(What is needed):
Here are some records; return them all exactly.

(Records shown):
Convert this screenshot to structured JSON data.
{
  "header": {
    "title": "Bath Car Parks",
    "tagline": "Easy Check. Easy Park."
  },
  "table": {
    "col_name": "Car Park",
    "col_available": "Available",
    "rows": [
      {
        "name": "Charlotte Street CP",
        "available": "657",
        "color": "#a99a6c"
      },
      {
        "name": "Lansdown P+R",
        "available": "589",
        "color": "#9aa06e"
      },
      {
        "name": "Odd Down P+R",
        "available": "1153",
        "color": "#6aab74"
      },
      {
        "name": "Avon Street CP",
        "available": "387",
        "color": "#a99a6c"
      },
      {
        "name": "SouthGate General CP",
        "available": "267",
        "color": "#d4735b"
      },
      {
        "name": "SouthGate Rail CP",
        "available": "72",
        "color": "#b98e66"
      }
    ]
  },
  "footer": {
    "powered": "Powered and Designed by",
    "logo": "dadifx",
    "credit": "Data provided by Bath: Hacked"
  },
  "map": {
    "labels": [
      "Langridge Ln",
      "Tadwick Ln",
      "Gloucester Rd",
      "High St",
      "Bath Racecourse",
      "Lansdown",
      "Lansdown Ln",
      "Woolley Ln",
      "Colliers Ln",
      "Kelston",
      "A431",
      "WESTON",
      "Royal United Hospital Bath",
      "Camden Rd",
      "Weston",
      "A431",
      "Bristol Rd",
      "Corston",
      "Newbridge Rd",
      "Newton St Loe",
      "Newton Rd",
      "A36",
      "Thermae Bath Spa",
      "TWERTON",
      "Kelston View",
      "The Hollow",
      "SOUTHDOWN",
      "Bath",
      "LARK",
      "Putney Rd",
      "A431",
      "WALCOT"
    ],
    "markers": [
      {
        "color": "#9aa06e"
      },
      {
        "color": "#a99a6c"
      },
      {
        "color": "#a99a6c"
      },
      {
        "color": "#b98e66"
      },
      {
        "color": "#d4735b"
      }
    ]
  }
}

(Finished task):
Convert this screenshot to structured JSON data.
{
  "header": {
    "title": "Bath Car Parks",
    "tagline": "Easy Check. Easy Park."
  },
  "table": {
    "col_name": "Car Park",
    "col_available": "Available",
    "rows": [
      {
        "name": "Charlotte Street CP",
        "available": "657",
        "color": "#a99a6c"
      },
      {
        "name": "Lansdown P+R",
        "available": "589",
        "color": "#9aa06e"
      },
      {
        "name": "Odd Down P+R",
        "available": "1153",
        "color": "#6aab74"
      },
      {
        "name": "Avon Street CP",
        "available": "387",
        "color": "#a99a6c"
      },
      {
        "name": "SouthGate General CP",
        "available": "267",
        "color": "#d4735b"
      },
      {
        "name": "SouthGate Rail CP",
        "available": "72",
        "color": "#b98e66"
      }
    ]
  },
  "footer": {
    "powered": "Powered and Designed by",
    "logo": "dadifx",
    "credit": "Data provided by Bath: Hacked"
  },
  "map": {
    "labels": [
      "Langridge Ln",
      "Tadwick Ln",
      "Gloucester Rd",
      "High St",
      "Bath Racecourse",
      "Lansdown",
      "Lansdown Ln",
      "Woolley Ln",
      "Colliers Ln",
      "Kelston",
      "A431",
      "WESTON",
      "Royal United Hospital Bath",
      "Camden Rd",
      "Weston",
      "A431",
      "Bristol Rd",
      "Corston",
      "Newbridge Rd",
      "Newton St Loe",
      "Newton Rd",
      "A36",
      "Thermae Bath Spa",
      "TWERTON",
      "Kelston View",
      "The Hollow",
      "SOUTHDOWN",
      "Bath",
      "LARK",
      "Putney Rd",
      "A431",
      "WALCOT"
    ],
    "markers": [
      {
        "color": "#9aa06e"
      },
      {
        "color": "#a99a6c"
      },
      {
        "color": "#a99a6c"
      },
      {
        "color": "#b98e66"
      },
      {
        "color": "#d4735b"
      }
    ]
  }
}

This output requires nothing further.